**JOB**
Pick out every line holding the string "본사에서" and copy it.

[Source records]
◆ ◆ ◆ ◆

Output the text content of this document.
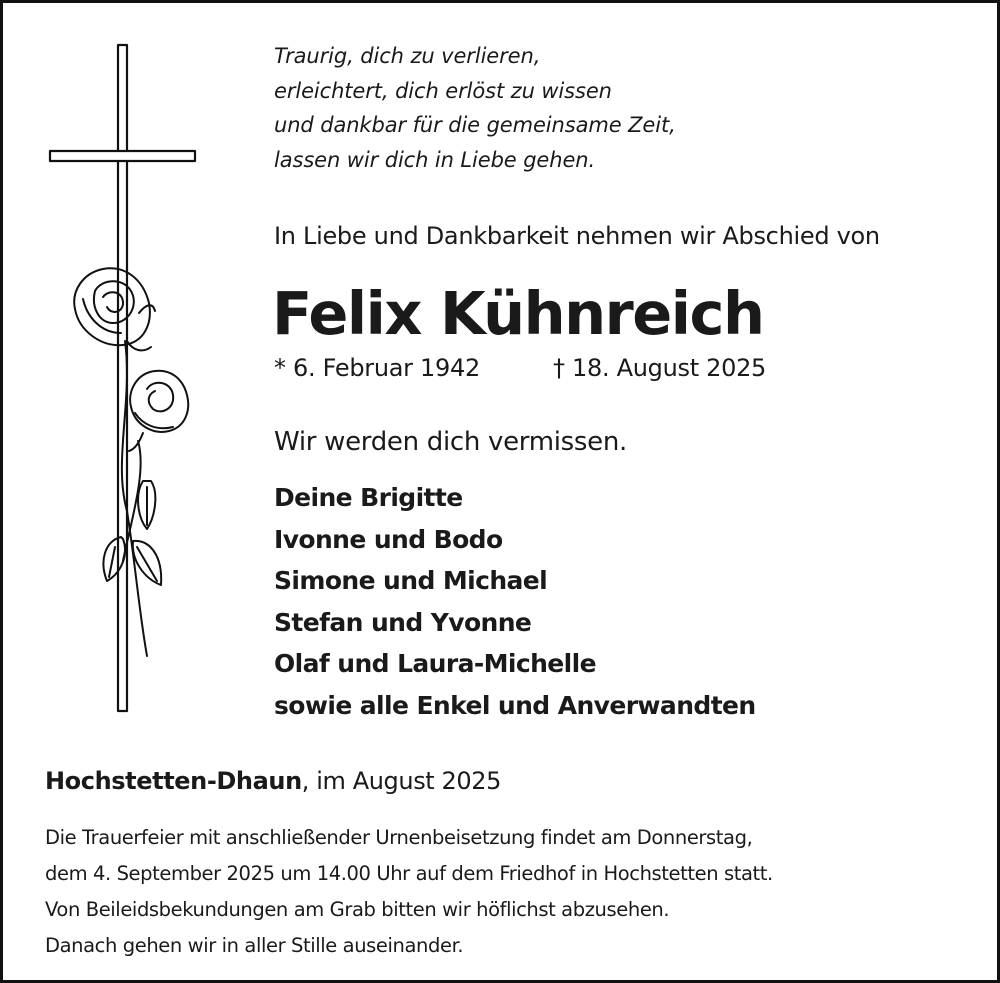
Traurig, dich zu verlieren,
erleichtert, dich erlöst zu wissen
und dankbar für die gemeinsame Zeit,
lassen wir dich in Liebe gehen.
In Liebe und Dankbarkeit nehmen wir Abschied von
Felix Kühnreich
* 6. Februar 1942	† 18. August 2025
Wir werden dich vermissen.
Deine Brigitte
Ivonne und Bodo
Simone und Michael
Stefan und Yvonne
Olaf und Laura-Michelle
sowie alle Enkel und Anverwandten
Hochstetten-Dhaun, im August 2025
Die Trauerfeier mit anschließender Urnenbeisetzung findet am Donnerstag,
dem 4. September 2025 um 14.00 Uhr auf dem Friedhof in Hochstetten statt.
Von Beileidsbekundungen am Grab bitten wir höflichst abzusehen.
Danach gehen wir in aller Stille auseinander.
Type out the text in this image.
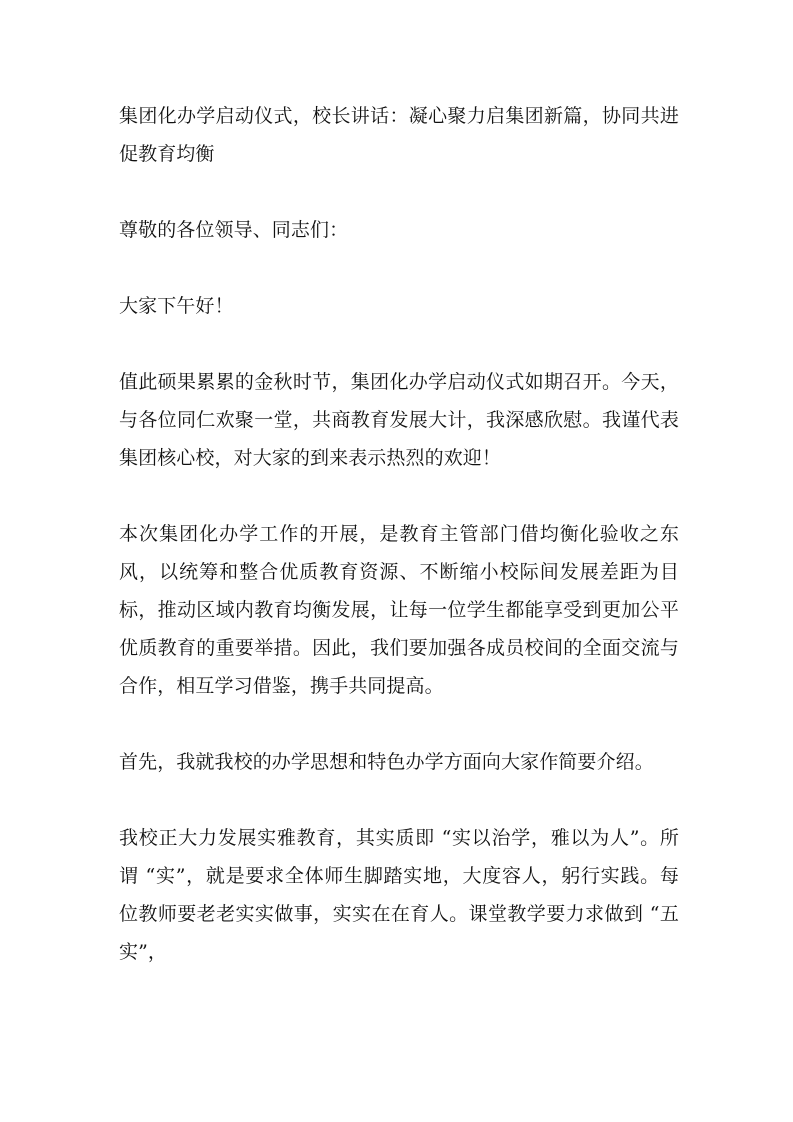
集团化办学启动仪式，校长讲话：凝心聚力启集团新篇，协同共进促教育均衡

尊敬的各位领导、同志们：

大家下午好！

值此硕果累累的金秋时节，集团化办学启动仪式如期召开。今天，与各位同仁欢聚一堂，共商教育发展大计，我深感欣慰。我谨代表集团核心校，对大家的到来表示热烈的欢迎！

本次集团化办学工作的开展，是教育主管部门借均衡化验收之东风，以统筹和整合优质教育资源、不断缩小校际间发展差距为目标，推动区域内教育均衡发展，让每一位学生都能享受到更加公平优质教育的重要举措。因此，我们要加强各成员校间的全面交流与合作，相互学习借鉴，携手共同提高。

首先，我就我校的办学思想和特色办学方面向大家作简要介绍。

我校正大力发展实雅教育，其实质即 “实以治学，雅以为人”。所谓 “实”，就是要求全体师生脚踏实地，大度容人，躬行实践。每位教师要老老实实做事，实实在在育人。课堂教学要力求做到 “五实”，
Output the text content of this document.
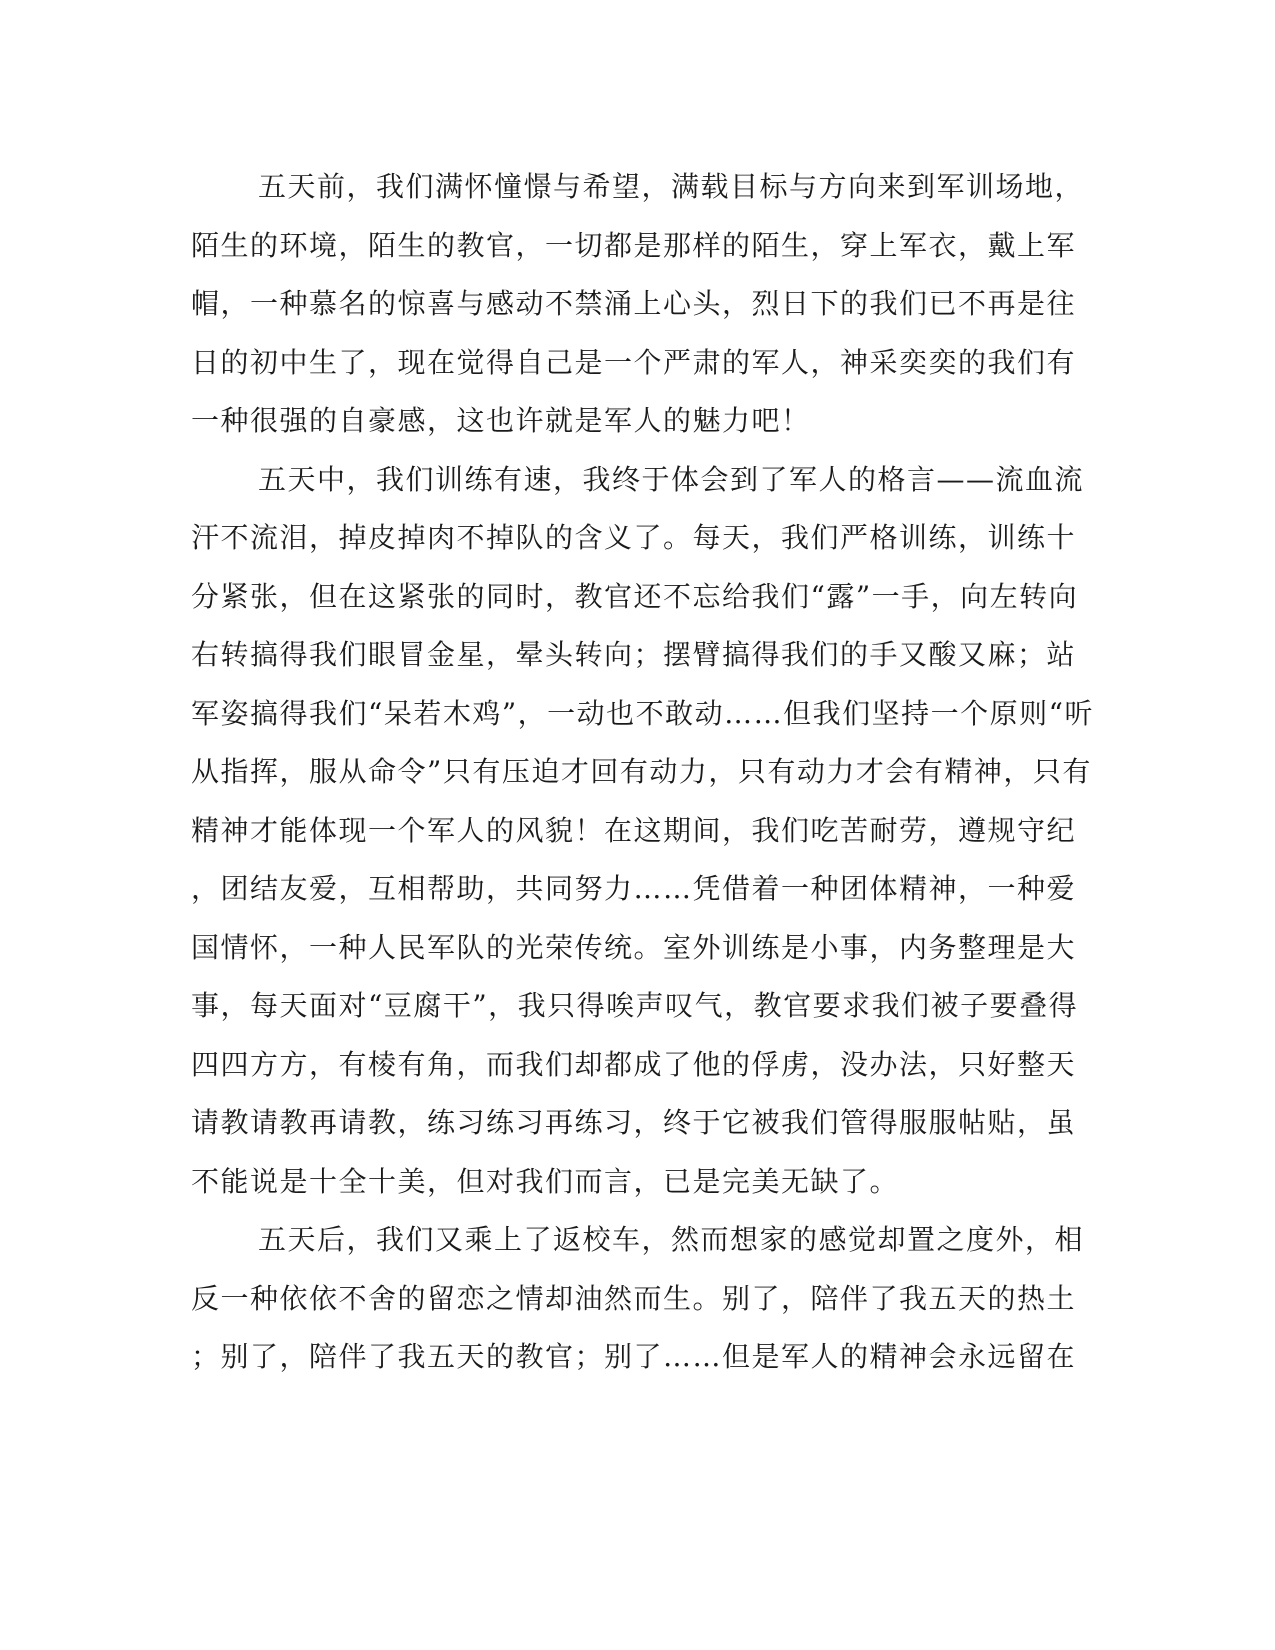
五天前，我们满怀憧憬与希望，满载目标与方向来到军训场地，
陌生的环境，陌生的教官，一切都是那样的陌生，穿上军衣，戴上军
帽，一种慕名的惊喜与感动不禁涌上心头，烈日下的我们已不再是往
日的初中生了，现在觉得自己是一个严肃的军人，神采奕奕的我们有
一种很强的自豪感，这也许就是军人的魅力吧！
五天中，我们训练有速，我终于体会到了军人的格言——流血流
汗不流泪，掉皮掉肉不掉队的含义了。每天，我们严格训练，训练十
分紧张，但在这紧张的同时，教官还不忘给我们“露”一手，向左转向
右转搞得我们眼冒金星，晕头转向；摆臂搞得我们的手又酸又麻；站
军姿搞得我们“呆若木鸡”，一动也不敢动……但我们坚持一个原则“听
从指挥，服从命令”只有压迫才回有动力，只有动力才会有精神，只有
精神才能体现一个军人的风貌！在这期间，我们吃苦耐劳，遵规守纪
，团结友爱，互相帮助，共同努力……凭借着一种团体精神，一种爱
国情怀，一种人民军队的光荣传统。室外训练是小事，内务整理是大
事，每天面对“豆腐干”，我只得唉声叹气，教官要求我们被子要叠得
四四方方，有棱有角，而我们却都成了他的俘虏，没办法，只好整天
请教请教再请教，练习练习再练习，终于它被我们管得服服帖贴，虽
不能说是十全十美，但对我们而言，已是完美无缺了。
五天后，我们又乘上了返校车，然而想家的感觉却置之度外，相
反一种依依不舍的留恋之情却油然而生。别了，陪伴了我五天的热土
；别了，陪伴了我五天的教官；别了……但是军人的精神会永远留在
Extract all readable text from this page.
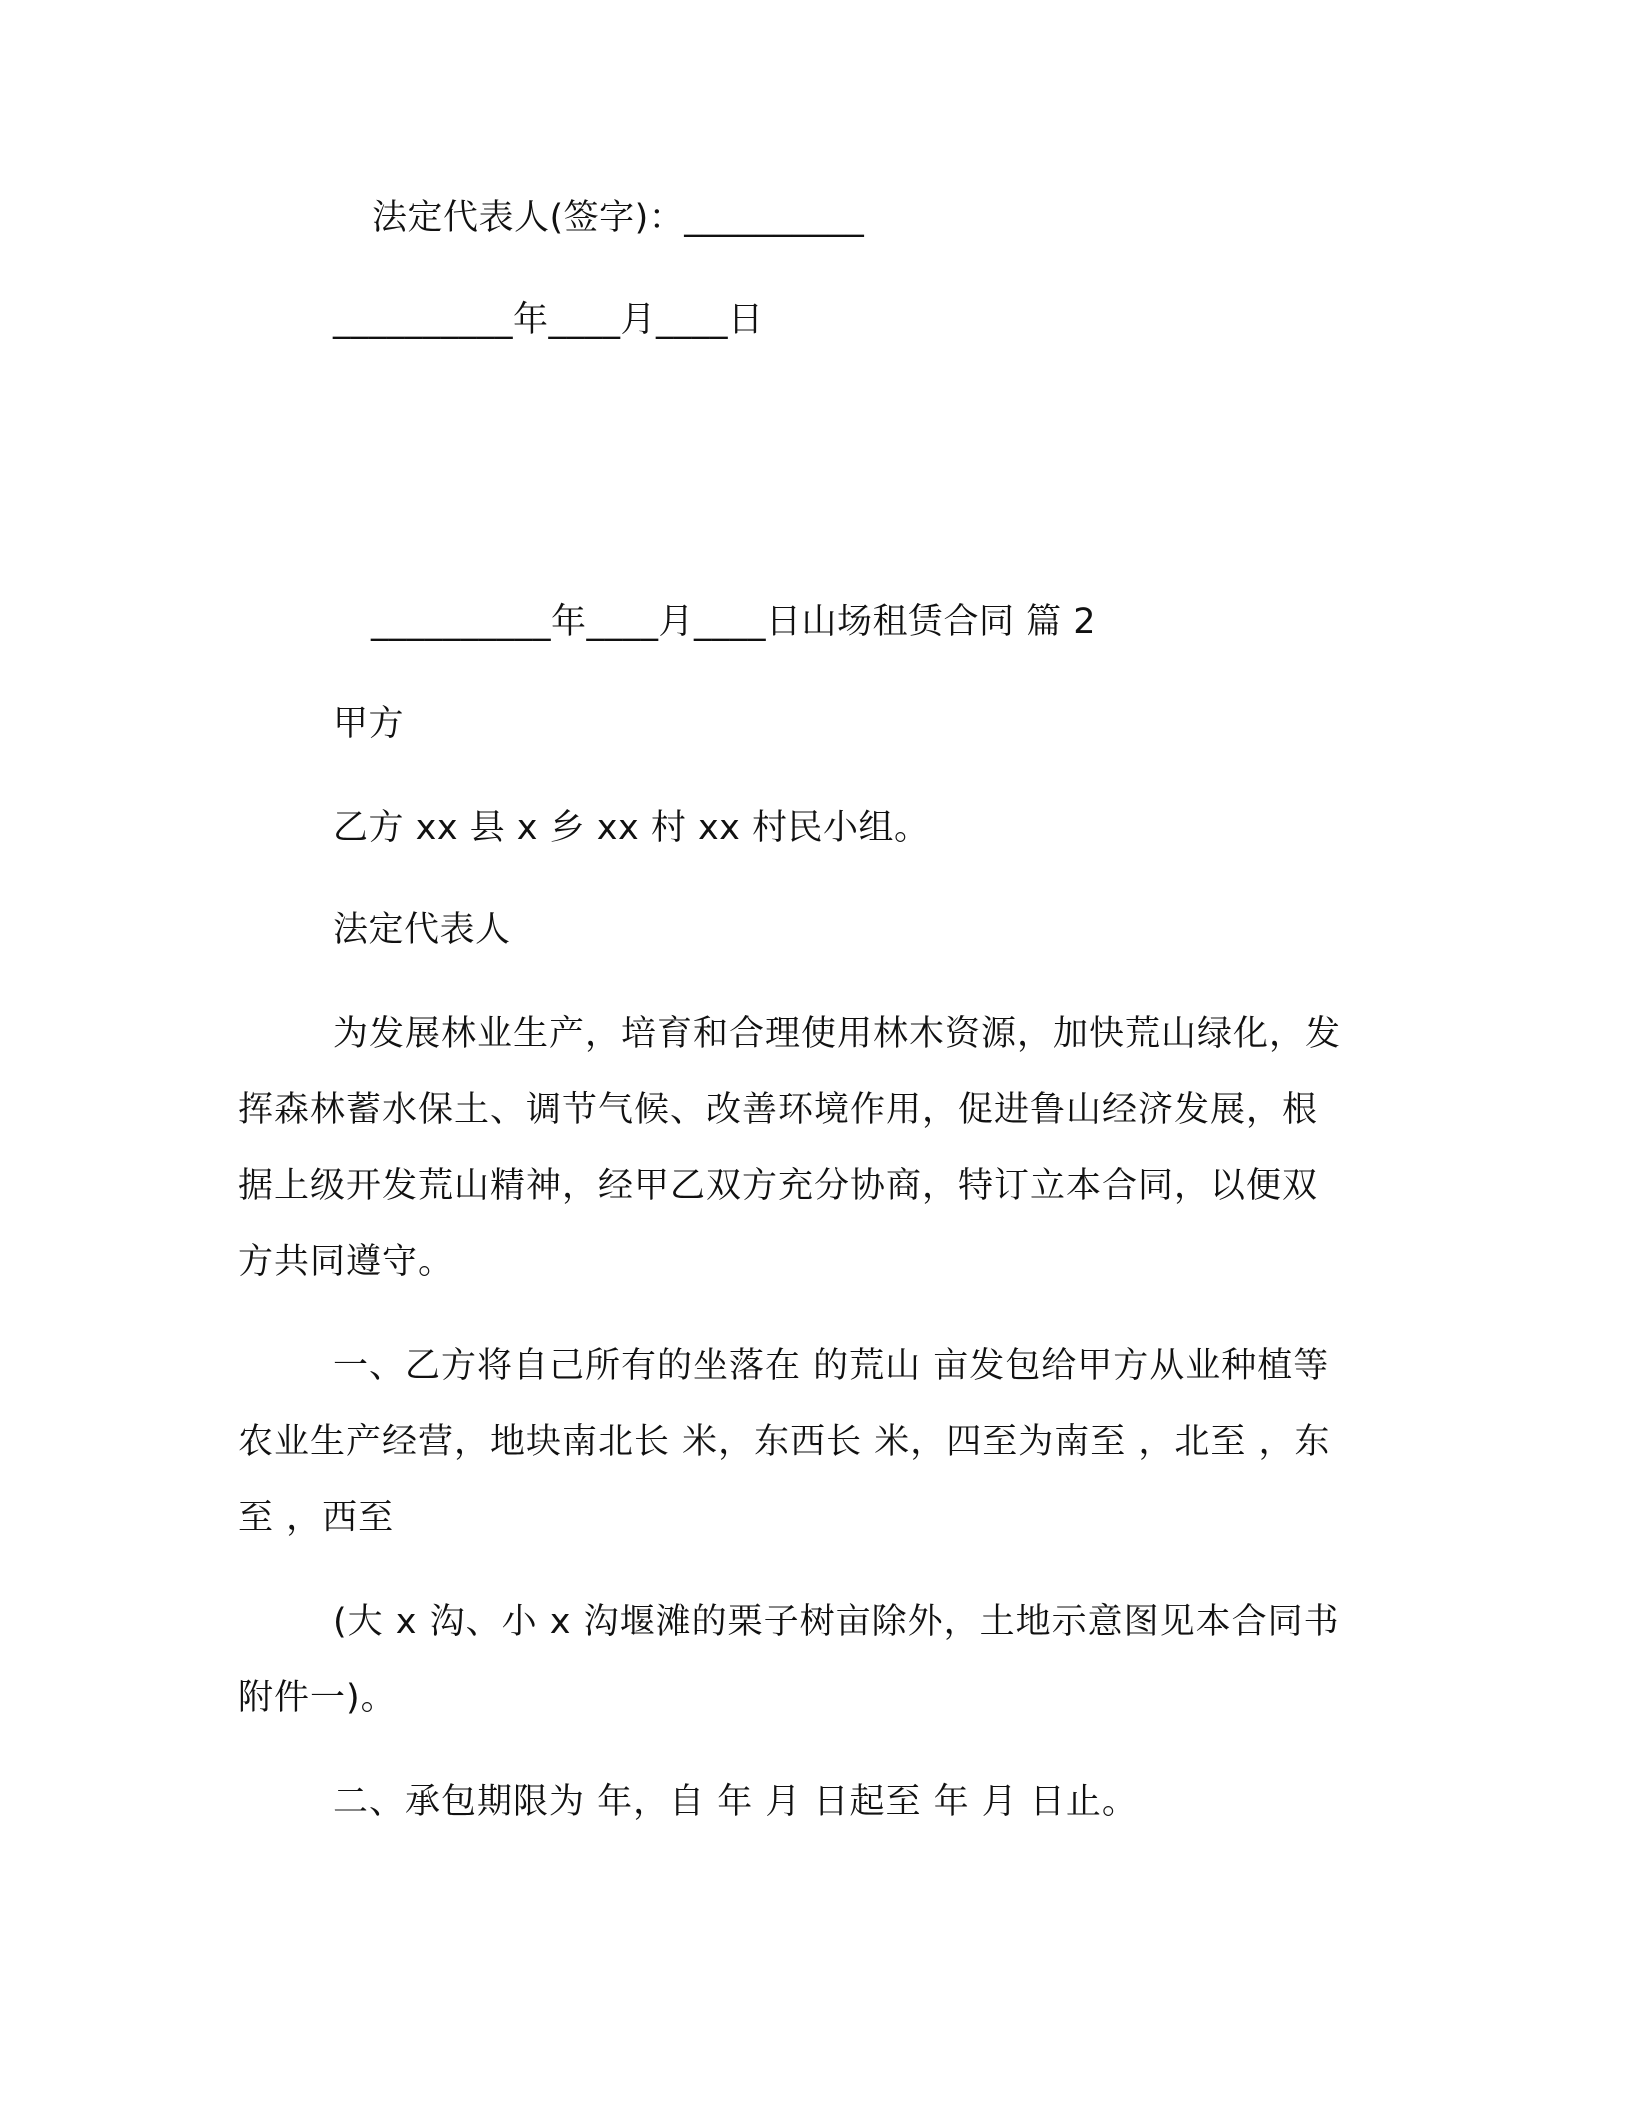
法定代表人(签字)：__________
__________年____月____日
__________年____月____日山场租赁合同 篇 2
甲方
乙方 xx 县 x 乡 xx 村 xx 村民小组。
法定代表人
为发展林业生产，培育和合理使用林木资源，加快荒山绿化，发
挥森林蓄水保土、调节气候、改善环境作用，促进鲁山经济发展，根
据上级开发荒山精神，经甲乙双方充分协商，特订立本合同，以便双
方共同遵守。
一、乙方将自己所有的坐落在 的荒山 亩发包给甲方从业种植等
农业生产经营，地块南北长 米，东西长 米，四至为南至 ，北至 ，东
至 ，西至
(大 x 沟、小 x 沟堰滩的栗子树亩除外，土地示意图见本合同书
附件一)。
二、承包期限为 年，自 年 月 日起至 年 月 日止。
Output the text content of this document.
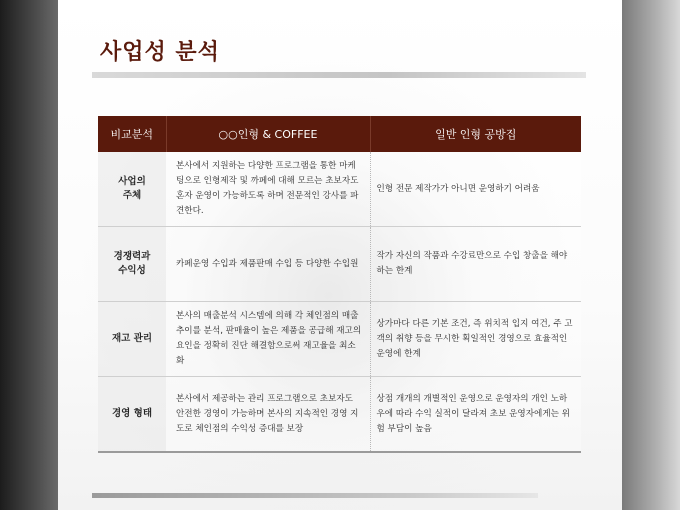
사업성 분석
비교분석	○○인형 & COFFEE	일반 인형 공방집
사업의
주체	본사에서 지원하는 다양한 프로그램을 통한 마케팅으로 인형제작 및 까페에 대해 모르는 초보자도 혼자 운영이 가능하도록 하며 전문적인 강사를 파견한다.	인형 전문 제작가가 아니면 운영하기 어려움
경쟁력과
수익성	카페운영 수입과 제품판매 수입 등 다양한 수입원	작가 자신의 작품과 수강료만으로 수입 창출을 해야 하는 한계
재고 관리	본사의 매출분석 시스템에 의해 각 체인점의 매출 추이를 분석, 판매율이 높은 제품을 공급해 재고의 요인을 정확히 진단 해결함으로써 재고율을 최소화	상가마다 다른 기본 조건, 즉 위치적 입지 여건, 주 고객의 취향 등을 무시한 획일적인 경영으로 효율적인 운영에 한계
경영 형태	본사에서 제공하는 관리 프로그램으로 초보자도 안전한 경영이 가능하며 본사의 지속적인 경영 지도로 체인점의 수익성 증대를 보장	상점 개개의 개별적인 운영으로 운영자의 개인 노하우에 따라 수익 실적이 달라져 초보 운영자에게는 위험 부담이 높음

◆ ◆ ◆ ◆

**TASK RESULT**
주체	본사에서 지원하는 다양한 프로그램을 통한 마케팅으로 인형제작 및 까페에 대해 모르는 초보자도 혼자 운영이 가능하도록 하며 전문적인 강사를 파견한다.	인형 전문 제작가가 아니면 운영하기 어려움
경영 형태	본사에서 제공하는 관리 프로그램으로 초보자도 안전한 경영이 가능하며 본사의 지속적인 경영 지도로 체인점의 수익성 증대를 보장	상점 개개의 개별적인 운영으로 운영자의 개인 노하우에 따라 수익 실적이 달라져 초보 운영자에게는 위험 부담이 높음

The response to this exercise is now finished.